[Excerpt from a dataset]
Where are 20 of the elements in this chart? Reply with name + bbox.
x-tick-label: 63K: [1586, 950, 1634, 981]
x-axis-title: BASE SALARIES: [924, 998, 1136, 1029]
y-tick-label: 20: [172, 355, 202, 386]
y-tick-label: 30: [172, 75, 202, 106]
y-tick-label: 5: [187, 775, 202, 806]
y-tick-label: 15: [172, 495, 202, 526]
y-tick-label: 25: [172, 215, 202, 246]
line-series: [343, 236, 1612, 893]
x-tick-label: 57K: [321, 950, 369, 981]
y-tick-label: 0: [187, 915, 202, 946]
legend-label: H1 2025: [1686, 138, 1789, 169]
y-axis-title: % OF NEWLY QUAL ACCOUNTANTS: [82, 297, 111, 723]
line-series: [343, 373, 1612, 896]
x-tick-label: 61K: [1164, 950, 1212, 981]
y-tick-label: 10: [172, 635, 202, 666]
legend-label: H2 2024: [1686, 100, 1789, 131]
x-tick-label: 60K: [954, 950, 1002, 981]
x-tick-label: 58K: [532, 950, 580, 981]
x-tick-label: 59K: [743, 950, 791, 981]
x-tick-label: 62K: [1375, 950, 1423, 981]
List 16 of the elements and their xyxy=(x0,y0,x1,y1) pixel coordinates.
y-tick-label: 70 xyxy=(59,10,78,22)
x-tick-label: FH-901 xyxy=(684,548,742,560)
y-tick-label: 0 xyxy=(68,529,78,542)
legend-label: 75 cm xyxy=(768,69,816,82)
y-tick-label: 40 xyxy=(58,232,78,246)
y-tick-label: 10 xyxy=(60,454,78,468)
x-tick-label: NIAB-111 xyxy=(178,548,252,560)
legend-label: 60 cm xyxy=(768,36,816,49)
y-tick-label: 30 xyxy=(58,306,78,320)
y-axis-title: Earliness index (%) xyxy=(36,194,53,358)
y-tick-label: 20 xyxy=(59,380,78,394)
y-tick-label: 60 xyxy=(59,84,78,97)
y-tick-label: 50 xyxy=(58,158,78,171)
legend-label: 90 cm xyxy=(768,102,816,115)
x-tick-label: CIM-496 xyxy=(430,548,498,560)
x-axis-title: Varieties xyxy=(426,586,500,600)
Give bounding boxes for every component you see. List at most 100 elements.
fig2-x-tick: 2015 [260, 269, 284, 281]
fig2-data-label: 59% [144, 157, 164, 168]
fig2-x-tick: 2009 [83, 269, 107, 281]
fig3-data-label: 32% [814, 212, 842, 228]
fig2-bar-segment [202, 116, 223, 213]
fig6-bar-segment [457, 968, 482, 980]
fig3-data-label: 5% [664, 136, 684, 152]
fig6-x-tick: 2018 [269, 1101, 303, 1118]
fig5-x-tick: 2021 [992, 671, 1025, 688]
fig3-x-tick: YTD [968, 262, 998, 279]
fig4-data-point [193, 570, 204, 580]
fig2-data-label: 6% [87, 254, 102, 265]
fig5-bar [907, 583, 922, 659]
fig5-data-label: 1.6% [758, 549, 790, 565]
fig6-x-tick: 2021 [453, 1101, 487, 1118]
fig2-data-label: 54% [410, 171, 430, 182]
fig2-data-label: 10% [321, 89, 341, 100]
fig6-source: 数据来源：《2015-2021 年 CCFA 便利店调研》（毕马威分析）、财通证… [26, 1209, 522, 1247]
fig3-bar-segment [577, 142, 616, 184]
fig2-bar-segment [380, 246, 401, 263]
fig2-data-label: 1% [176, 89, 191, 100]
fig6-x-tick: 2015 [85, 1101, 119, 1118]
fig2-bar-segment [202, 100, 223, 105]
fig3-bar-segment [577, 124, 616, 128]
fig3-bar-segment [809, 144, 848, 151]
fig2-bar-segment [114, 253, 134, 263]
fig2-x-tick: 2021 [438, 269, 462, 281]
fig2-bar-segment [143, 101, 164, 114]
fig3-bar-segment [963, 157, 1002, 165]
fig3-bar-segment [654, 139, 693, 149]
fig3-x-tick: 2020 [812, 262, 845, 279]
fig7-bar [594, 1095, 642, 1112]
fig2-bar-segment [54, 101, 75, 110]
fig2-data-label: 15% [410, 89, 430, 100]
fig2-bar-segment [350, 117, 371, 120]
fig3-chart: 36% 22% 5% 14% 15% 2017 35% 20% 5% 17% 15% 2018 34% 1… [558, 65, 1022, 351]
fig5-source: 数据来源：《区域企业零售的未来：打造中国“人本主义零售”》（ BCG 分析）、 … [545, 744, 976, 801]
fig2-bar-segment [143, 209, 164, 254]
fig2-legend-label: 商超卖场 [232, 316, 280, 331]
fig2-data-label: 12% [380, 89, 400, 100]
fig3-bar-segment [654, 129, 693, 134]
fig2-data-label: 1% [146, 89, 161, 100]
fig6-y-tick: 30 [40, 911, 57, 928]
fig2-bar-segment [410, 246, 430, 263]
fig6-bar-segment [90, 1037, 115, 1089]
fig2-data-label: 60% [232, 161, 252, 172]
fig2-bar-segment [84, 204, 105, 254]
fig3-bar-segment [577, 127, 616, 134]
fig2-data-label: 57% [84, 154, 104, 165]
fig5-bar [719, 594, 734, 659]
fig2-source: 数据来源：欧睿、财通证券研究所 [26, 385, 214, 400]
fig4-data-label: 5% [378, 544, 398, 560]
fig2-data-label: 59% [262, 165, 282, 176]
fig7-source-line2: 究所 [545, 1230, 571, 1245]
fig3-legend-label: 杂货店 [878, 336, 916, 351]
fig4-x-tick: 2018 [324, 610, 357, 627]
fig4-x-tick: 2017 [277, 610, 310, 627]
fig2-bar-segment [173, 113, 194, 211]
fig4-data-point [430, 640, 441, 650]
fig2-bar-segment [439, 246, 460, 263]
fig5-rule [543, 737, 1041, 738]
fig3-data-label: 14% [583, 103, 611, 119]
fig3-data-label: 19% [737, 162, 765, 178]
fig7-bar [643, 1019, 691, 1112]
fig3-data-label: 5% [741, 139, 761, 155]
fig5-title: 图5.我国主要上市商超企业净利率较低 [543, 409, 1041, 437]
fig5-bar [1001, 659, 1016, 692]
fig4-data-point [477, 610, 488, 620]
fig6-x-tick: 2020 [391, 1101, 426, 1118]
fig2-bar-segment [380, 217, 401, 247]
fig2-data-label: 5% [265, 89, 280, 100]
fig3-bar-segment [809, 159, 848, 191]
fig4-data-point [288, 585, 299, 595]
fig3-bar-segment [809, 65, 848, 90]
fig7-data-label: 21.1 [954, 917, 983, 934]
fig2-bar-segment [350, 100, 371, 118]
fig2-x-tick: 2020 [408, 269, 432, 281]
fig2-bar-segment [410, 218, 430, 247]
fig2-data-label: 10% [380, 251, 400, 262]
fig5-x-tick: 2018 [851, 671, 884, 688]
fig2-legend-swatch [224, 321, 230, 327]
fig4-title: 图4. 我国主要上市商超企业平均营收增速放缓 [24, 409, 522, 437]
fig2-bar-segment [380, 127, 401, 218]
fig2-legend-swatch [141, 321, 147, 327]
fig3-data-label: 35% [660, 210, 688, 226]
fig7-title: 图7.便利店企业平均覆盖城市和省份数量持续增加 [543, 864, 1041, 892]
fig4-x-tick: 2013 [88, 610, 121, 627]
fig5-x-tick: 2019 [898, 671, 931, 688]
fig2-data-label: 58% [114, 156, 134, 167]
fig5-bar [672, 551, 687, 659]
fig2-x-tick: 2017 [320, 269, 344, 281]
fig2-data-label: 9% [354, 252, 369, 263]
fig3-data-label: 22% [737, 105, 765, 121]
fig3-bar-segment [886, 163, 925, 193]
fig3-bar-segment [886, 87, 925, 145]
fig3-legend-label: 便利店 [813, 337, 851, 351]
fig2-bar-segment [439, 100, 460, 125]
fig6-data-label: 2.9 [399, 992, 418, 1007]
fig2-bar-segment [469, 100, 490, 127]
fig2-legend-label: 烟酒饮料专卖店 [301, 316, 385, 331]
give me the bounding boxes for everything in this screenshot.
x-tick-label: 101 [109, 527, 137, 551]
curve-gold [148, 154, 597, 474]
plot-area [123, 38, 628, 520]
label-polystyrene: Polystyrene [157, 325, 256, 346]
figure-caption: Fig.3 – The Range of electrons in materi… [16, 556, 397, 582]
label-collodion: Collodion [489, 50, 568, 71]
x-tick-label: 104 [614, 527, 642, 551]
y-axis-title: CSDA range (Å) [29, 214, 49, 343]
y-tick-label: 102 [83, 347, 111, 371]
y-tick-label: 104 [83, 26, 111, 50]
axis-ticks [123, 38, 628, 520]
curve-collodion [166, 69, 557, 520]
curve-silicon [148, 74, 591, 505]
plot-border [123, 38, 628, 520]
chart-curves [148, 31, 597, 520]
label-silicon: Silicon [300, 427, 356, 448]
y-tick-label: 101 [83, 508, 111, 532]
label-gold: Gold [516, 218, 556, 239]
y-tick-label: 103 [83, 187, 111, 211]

▶ [Given exercise]
Rewrite the entries, starting with the first line and going on through the line containing "y-tick-label: 70 xyxy=(59,10,78,22)", with "legend-label" replaced by "legend-text" and nothing else altered.

▶ [Solution for this problem]
Where are 20 of the elements in this chart? Reply with name + bbox.
x-tick-label: 63K: [1586, 950, 1634, 981]
x-axis-title: BASE SALARIES: [924, 998, 1136, 1029]
y-tick-label: 20: [172, 355, 202, 386]
y-tick-label: 30: [172, 75, 202, 106]
y-tick-label: 5: [187, 775, 202, 806]
y-tick-label: 15: [172, 495, 202, 526]
y-tick-label: 25: [172, 215, 202, 246]
line-series: [343, 236, 1612, 893]
x-tick-label: 57K: [321, 950, 369, 981]
y-tick-label: 0: [187, 915, 202, 946]
legend-text: H1 2025: [1686, 138, 1789, 169]
y-axis-title: % OF NEWLY QUAL ACCOUNTANTS: [82, 297, 111, 723]
line-series: [343, 373, 1612, 896]
x-tick-label: 61K: [1164, 950, 1212, 981]
y-tick-label: 10: [172, 635, 202, 666]
legend-text: H2 2024: [1686, 100, 1789, 131]
x-tick-label: 60K: [954, 950, 1002, 981]
x-tick-label: 58K: [532, 950, 580, 981]
x-tick-label: 59K: [743, 950, 791, 981]
x-tick-label: 62K: [1375, 950, 1423, 981]
List 16 of the elements and their xyxy=(x0,y0,x1,y1) pixel coordinates.
y-tick-label: 70 xyxy=(59,10,78,22)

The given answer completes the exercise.